§ **TO BE DONE**
Please transcribe the article on the PENGASSAN strike below in full, word for word.

I spoke to a very good old friend of mine tonight and she asked me how work had been. By the time I finished explaining to her I had not been at work for over a week now (first due to the Eid public holiday, then the extended holiday) because of the current PENGASSAN strike, it struck a nerve deep inside that I had to write a simple article on what this strike was all about.
There are quite a number of things PENGASSAN is trying to draw attention to with this strike; the key ones I would like to touch on are cash calls, NNPC’s historical arrears & the PIB. But how do you understand these issues, without having a sneak peek into the mechanics of the oil & gas business? I will help you break all the elements down in simple ABC...
1. THE ABC OF JOINT VENTURE ARRANGEMENTS
*The oil & gas business is a very risky & uncertain one. A company may blow over $30mln in months to explore an area & drill a single well only to discover it contains just water! Ooops! No oil. No gas. Yikes!
*Just imagine a single company having over 10 such exploration campaigns in a period. Over time, the company will be dead & buried!
*So, if the risks & uncertainty are so high, then why are there very many successful oil & gas companies all over the world swimming in billions of dollars? Well, the returns from one successful find can more than pay for the losses from over four dead-end campaign! Pure & simple.

§ **SUPPLIED INFORMATION**
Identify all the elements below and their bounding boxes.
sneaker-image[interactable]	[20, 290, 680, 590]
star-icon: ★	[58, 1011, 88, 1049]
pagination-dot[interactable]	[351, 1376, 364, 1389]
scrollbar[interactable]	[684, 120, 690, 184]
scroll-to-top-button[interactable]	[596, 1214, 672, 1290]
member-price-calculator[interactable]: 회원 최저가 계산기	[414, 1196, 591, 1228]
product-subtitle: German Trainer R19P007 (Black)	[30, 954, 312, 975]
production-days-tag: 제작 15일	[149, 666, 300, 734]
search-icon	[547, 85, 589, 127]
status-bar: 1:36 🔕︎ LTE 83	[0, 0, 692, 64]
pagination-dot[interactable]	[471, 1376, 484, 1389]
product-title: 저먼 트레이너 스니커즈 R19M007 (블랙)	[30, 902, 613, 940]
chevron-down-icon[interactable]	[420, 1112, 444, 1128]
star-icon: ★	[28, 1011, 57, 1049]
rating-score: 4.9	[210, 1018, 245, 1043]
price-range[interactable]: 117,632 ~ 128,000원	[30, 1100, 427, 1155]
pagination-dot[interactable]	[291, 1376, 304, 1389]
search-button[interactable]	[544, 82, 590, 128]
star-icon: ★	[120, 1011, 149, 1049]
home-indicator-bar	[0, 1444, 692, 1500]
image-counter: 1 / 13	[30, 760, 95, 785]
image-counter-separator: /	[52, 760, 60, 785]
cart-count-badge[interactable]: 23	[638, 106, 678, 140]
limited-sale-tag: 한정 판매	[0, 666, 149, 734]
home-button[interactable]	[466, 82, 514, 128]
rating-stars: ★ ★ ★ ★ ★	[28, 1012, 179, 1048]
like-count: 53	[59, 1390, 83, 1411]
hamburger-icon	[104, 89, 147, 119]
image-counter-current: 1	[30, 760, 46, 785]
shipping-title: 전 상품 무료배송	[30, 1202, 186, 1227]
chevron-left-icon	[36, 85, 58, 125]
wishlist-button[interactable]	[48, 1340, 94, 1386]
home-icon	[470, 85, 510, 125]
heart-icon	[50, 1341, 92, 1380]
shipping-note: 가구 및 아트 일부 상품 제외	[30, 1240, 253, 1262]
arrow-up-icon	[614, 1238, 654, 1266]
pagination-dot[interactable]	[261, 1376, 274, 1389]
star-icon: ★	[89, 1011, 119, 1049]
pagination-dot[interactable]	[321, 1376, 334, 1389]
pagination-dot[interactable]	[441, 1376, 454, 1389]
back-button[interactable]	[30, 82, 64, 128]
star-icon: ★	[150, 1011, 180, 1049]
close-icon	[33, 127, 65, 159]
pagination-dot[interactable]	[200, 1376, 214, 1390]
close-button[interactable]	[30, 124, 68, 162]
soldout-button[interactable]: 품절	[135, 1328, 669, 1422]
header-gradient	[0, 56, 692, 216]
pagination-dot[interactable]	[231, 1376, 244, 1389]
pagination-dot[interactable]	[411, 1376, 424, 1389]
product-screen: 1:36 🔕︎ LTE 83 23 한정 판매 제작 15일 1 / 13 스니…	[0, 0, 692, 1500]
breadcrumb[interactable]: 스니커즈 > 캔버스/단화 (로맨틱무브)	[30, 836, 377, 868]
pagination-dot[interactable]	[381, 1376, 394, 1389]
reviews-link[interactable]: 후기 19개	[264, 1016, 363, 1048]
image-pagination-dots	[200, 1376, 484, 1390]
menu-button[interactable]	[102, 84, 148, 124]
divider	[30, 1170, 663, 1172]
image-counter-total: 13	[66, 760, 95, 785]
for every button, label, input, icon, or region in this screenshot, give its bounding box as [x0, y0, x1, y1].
==
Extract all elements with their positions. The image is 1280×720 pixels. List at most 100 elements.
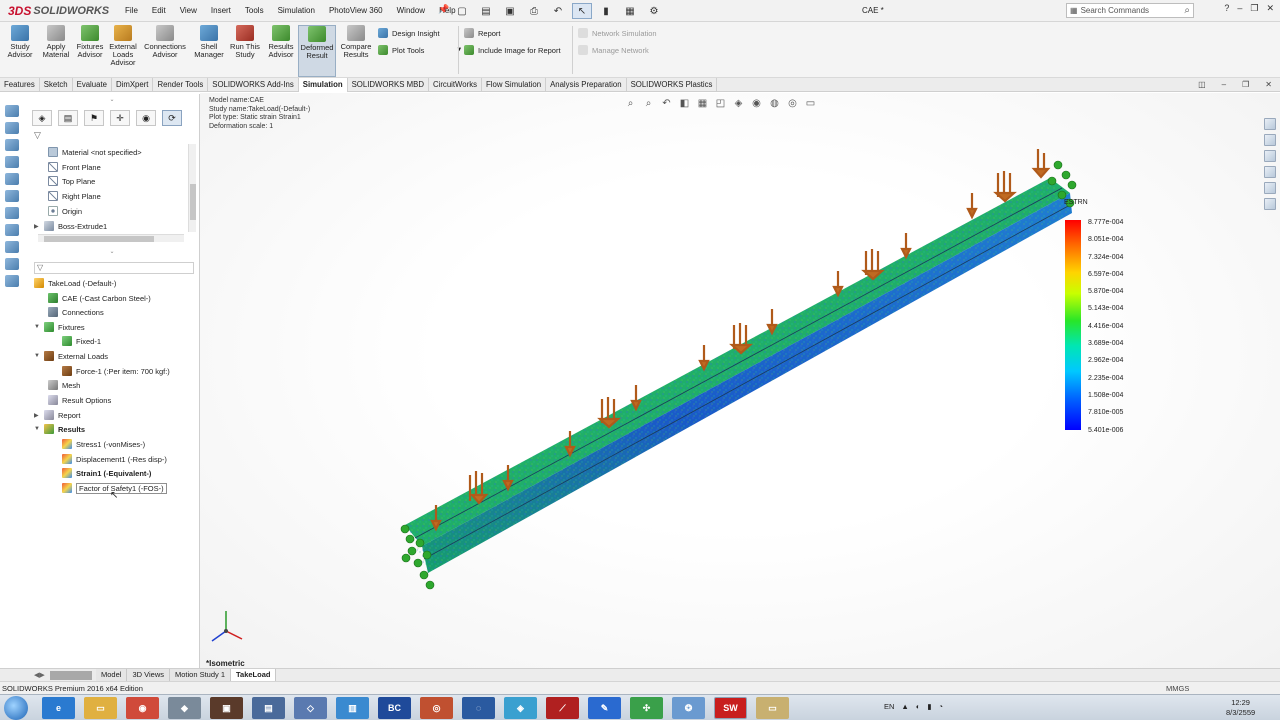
* * *
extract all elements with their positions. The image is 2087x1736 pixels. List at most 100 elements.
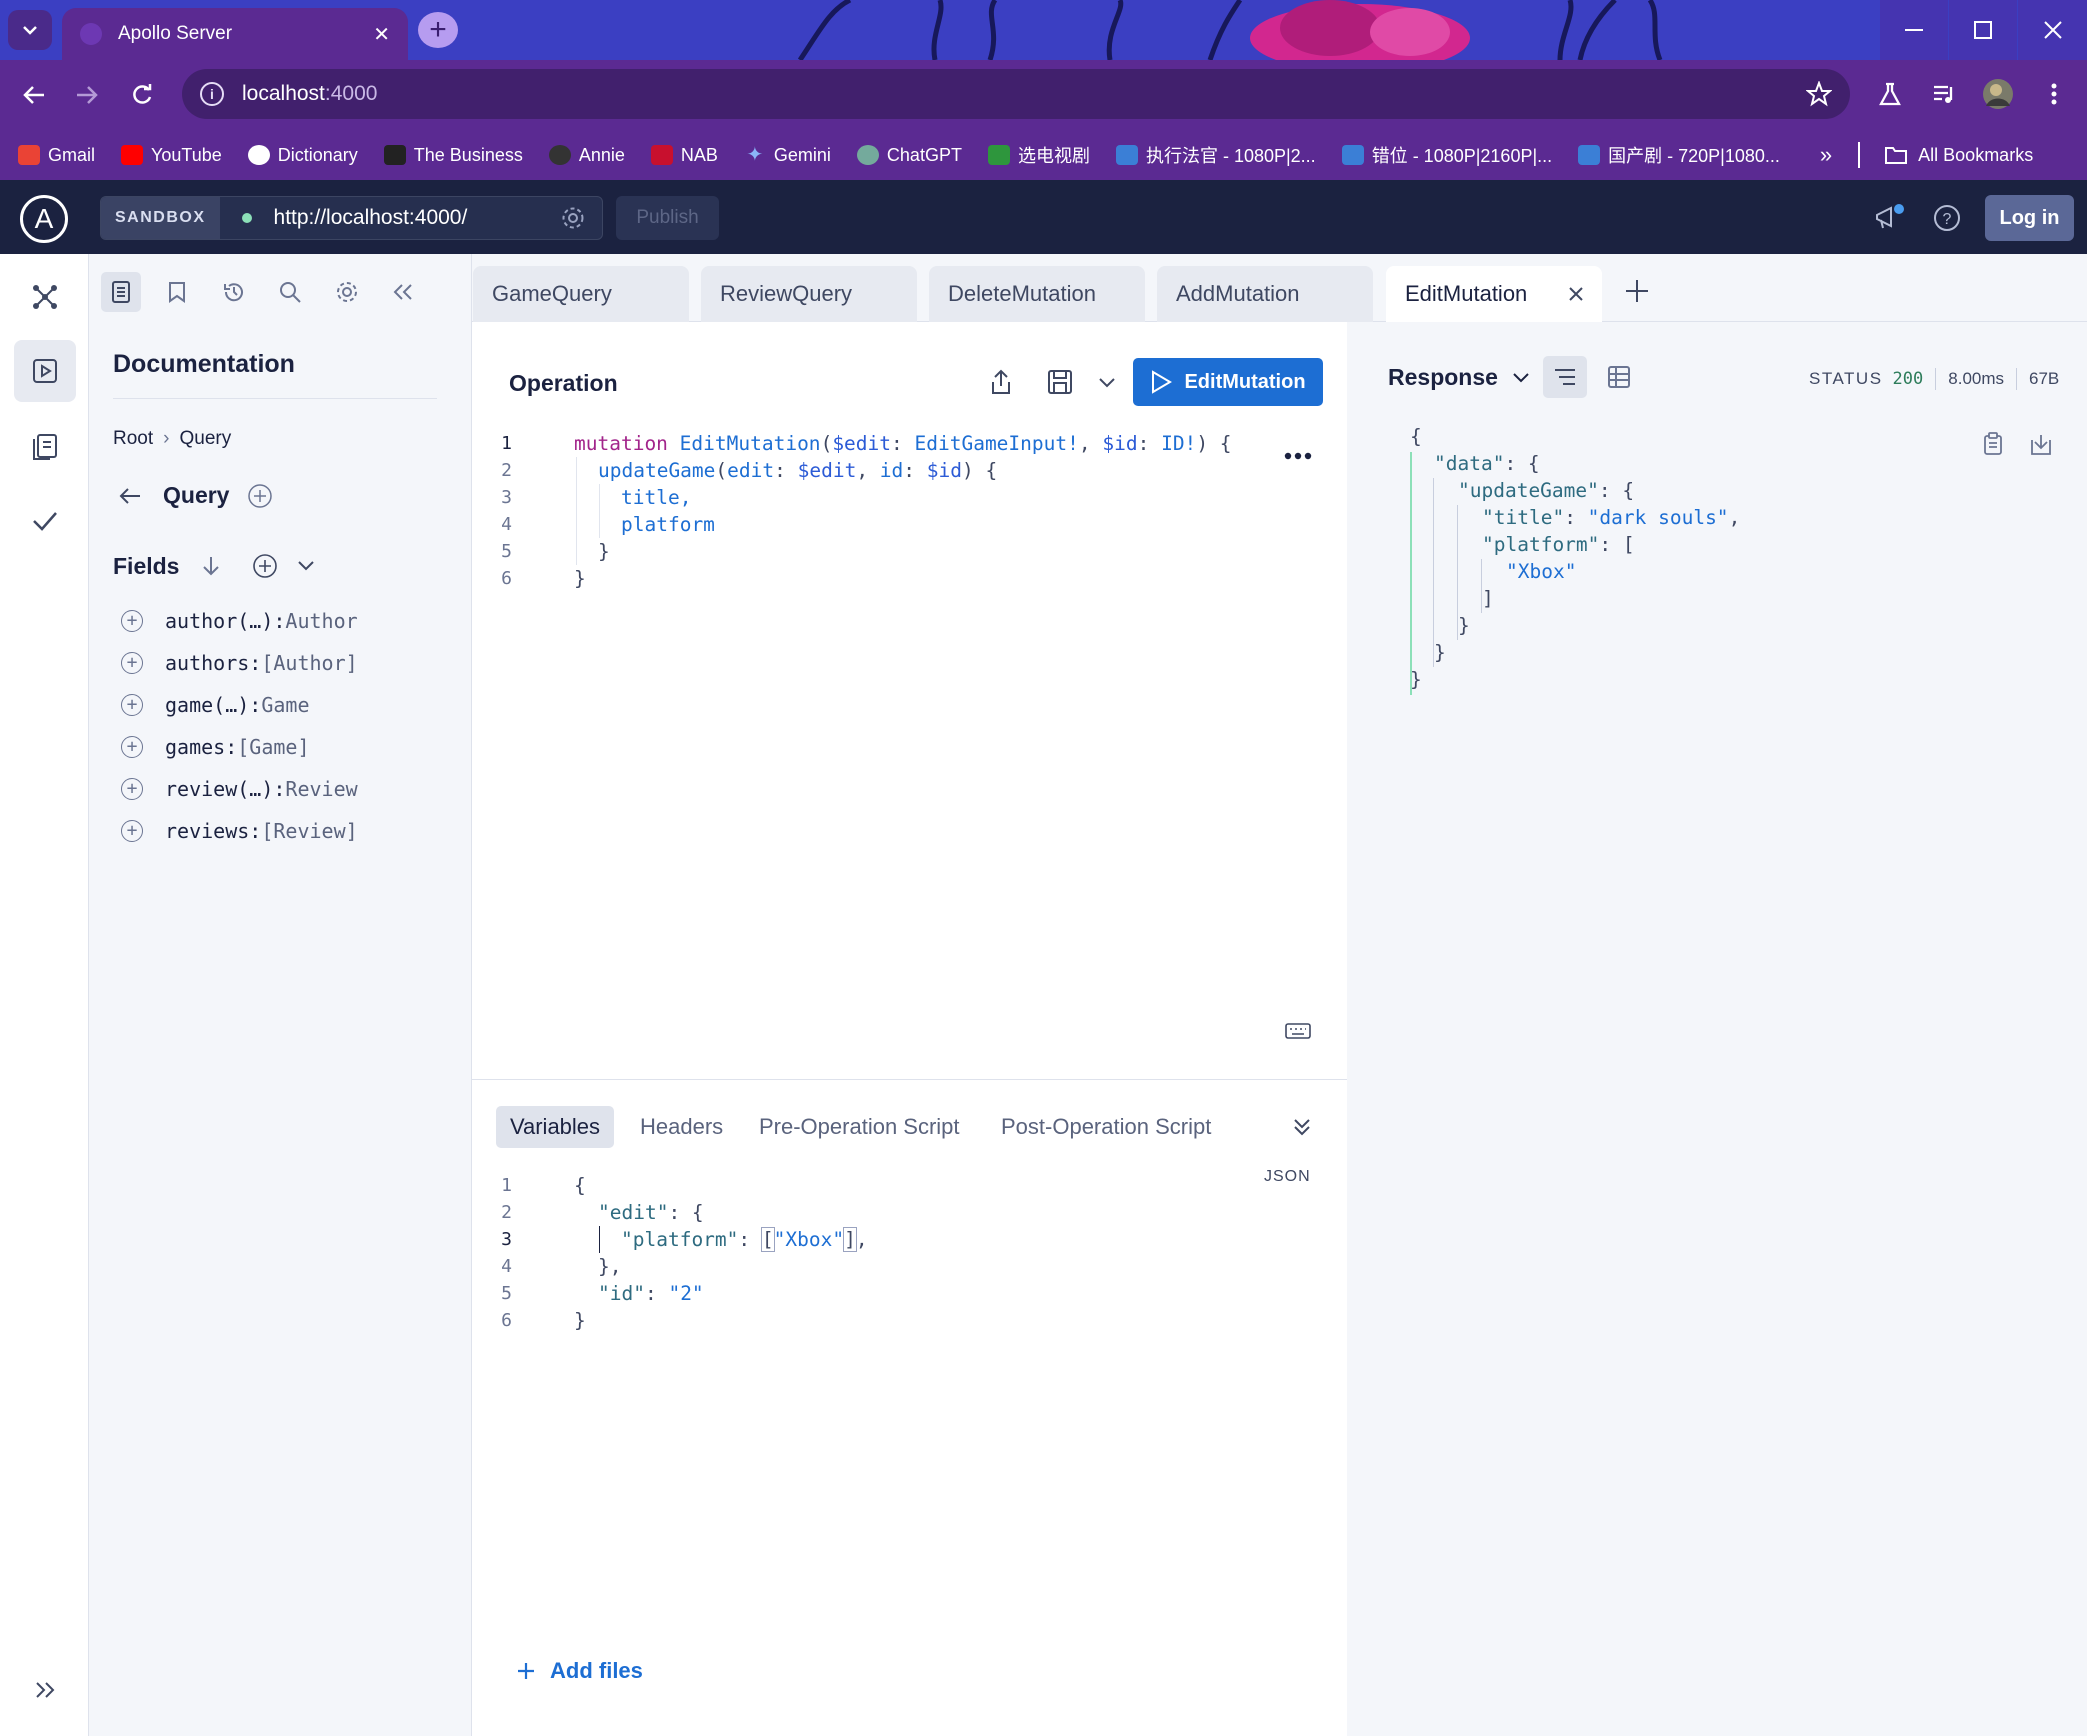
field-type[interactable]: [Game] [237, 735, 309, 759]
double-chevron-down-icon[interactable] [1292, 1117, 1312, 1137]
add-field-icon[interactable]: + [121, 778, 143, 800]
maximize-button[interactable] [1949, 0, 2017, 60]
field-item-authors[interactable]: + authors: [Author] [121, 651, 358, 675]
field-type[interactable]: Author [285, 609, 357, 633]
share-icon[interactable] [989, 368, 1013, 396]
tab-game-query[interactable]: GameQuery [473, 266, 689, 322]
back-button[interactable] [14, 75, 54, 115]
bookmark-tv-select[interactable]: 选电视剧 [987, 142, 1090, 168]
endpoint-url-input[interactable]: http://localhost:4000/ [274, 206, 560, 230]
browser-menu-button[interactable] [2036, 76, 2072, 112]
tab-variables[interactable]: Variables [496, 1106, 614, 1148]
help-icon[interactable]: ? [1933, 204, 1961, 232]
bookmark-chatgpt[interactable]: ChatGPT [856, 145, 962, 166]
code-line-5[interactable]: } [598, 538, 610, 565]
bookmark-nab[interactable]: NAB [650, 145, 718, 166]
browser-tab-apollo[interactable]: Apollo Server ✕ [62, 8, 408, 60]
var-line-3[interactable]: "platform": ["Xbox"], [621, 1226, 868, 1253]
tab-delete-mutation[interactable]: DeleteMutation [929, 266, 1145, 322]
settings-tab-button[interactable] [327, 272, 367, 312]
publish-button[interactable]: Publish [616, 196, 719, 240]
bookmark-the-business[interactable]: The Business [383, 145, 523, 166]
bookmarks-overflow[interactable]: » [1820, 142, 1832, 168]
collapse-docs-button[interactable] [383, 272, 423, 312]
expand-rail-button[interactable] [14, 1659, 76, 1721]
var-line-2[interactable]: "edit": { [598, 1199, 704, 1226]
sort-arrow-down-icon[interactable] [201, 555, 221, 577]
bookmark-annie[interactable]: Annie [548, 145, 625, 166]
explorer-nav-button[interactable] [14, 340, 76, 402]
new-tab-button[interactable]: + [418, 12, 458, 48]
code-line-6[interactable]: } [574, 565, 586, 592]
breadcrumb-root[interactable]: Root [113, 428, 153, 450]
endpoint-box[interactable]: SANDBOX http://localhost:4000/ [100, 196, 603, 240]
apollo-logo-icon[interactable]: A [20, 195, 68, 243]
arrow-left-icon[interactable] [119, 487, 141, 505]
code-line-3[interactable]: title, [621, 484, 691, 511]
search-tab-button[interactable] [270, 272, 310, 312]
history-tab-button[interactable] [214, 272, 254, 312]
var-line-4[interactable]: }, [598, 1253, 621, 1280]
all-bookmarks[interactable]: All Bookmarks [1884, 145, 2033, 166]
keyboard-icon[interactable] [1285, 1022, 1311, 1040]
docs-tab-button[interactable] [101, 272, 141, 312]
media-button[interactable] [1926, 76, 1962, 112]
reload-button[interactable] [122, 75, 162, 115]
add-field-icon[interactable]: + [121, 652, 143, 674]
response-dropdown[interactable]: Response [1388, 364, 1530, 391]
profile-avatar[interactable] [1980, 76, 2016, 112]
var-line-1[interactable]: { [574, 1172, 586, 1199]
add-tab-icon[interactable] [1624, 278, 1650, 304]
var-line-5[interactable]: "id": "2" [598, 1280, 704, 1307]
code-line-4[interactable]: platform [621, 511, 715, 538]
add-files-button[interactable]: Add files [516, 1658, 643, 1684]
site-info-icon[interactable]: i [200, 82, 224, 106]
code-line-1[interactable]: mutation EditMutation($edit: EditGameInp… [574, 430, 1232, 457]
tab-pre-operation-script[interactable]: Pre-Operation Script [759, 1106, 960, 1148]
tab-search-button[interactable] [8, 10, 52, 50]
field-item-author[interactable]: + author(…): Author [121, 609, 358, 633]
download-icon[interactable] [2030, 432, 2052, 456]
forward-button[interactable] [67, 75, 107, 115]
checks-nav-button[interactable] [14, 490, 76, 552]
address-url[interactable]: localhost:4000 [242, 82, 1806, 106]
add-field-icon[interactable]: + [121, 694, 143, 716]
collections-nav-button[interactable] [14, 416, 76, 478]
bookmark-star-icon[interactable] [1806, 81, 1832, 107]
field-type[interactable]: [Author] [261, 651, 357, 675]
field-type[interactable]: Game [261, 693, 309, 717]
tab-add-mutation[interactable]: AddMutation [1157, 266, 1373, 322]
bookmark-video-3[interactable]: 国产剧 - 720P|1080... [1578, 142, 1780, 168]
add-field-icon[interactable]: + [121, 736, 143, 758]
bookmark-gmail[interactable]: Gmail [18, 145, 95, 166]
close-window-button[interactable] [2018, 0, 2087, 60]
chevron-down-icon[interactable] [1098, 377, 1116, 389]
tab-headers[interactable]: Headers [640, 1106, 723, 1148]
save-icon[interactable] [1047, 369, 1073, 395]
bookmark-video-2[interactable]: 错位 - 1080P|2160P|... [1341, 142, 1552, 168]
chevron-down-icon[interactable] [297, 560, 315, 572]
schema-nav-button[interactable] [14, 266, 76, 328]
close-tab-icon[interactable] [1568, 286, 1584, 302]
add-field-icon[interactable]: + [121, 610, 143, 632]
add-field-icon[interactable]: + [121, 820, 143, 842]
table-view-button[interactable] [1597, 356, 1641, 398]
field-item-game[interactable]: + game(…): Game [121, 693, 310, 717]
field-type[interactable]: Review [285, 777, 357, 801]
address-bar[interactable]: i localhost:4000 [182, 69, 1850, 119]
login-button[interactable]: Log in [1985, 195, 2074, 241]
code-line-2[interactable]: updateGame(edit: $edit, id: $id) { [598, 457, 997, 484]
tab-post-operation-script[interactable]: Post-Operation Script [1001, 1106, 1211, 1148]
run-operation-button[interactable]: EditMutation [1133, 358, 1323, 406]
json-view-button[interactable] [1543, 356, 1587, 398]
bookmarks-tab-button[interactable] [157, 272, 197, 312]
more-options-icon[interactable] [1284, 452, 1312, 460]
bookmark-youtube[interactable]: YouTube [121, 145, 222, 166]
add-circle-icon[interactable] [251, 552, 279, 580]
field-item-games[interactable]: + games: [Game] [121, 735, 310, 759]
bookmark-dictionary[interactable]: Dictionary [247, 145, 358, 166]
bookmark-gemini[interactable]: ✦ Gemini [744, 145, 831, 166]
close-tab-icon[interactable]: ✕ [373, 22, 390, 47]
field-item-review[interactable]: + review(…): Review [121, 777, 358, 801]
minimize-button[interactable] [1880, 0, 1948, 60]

§ **IN RESPONSE**
I spoke to a very good old friend of mine tonight and she asked me how work had been. By the time I finished explaining to her I had not been at work for over a week now (first due to the Eid public holiday, then the extended holiday) because of the current PENGASSAN strike, it struck a nerve deep inside that I had to write a simple article on what this strike was all about.
There are quite a number of things PENGASSAN is trying to draw attention to with this strike; the key ones I would like to touch on are cash calls, NNPC’s historical arrears & the PIB. But how do you understand these issues, without having a sneak peek into the mechanics of the oil & gas business? I will help you break all the elements down in simple ABC...
1. THE ABC OF JOINT VENTURE ARRANGEMENTS
*The oil & gas business is a very risky & uncertain one. A company may blow over $30mln in months to explore an area & drill a single well only to discover it contains just water! Ooops! No oil. No gas. Yikes!
*Just imagine a single company having over 10 such exploration campaigns in a period. Over time, the company will be dead & buried!
*So, if the risks & uncertainty are so high, then why are there very many successful oil & gas companies all over the world swimming in billions of dollars? Well, the returns from one successful find can more than pay for the losses from over four dead-end campaign! Pure & simple.